• [Exercise requirements]
Render each line of the material below as a numbered list, skipping blank lines. Omit the pictures from the output.

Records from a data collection
------------

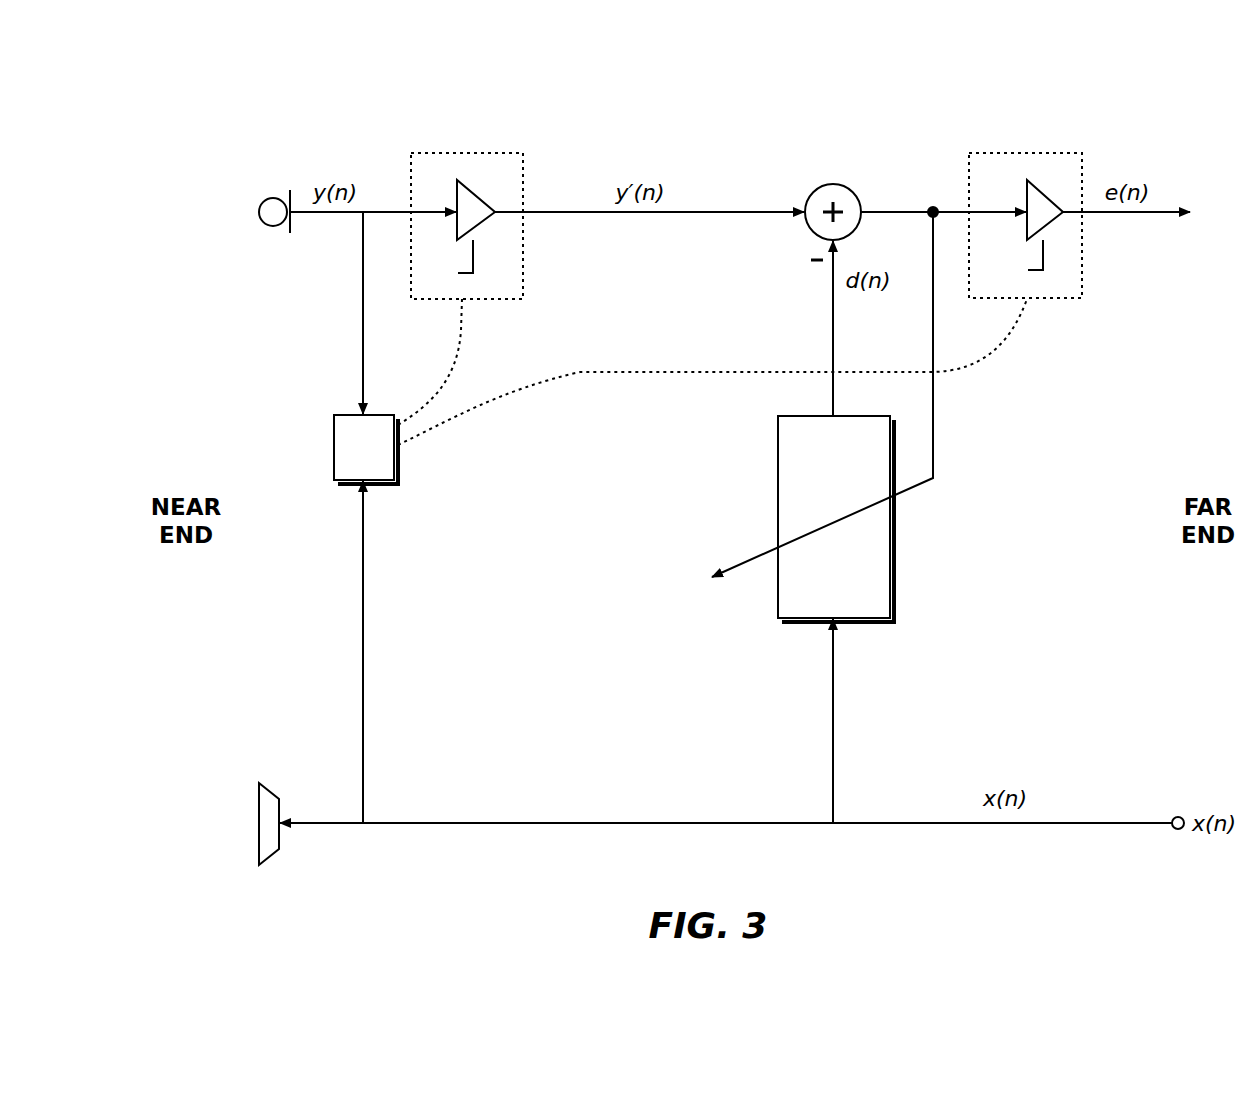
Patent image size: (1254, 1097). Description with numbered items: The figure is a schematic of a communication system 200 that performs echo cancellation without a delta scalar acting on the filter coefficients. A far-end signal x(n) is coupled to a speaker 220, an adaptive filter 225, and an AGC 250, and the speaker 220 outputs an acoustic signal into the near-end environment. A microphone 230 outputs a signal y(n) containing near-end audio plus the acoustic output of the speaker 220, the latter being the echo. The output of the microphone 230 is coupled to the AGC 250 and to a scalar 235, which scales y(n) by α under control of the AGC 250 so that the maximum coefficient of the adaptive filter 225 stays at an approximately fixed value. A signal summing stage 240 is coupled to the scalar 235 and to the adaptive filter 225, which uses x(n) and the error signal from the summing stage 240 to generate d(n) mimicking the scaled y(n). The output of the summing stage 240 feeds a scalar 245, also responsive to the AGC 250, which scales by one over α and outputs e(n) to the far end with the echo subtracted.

The communication system 200 is at (1137, 92).
The speaker 220 is at (272, 855).
The adaptive filter 225 is at (893, 568).
The microphone 230 is at (276, 198).
The scalar 235 is at (475, 190).
The signal summing stage 240 is at (838, 185).
The scalar 245 is at (1043, 187).
The AGC 250 is at (383, 487).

------------

• [Solution to this problem]
1. Patent image size: (1254, 1097). Description with numbered items: The figure is a schematic of a communication system 200 that performs echo cancellation without a delta scalar acting on the filter coefficients. A far-end signal x(n) is coupled to a speaker 220, an adaptive filter 225, and an AGC 250, and the speaker 220 outputs an acoustic signal into the near-end environment. A microphone 230 outputs a signal y(n) containing near-end audio plus the acoustic output of the speaker 220, the latter being the echo. The output of the microphone 230 is coupled to the AGC 250 and to a scalar 235, which scales y(n) by α under control of the AGC 250 so that the maximum coefficient of the adaptive filter 225 stays at an approximately fixed value. A signal summing stage 240 is coupled to the scalar 235 and to the adaptive filter 225, which uses x(n) and the error signal from the summing stage 240 to generate d(n) mimicking the scaled y(n). The output of the summing stage 240 feeds a scalar 245, also responsive to the AGC 250, which scales by one over α and outputs e(n) to the far end with the echo subtracted.
2. The communication system 200 is at (1137, 92).
3. The speaker 220 is at (272, 855).
4. The adaptive filter 225 is at (893, 568).
5. The microphone 230 is at (276, 198).
6. The scalar 235 is at (475, 190).
7. The signal summing stage 240 is at (838, 185).
8. The scalar 245 is at (1043, 187).
9. The AGC 250 is at (383, 487).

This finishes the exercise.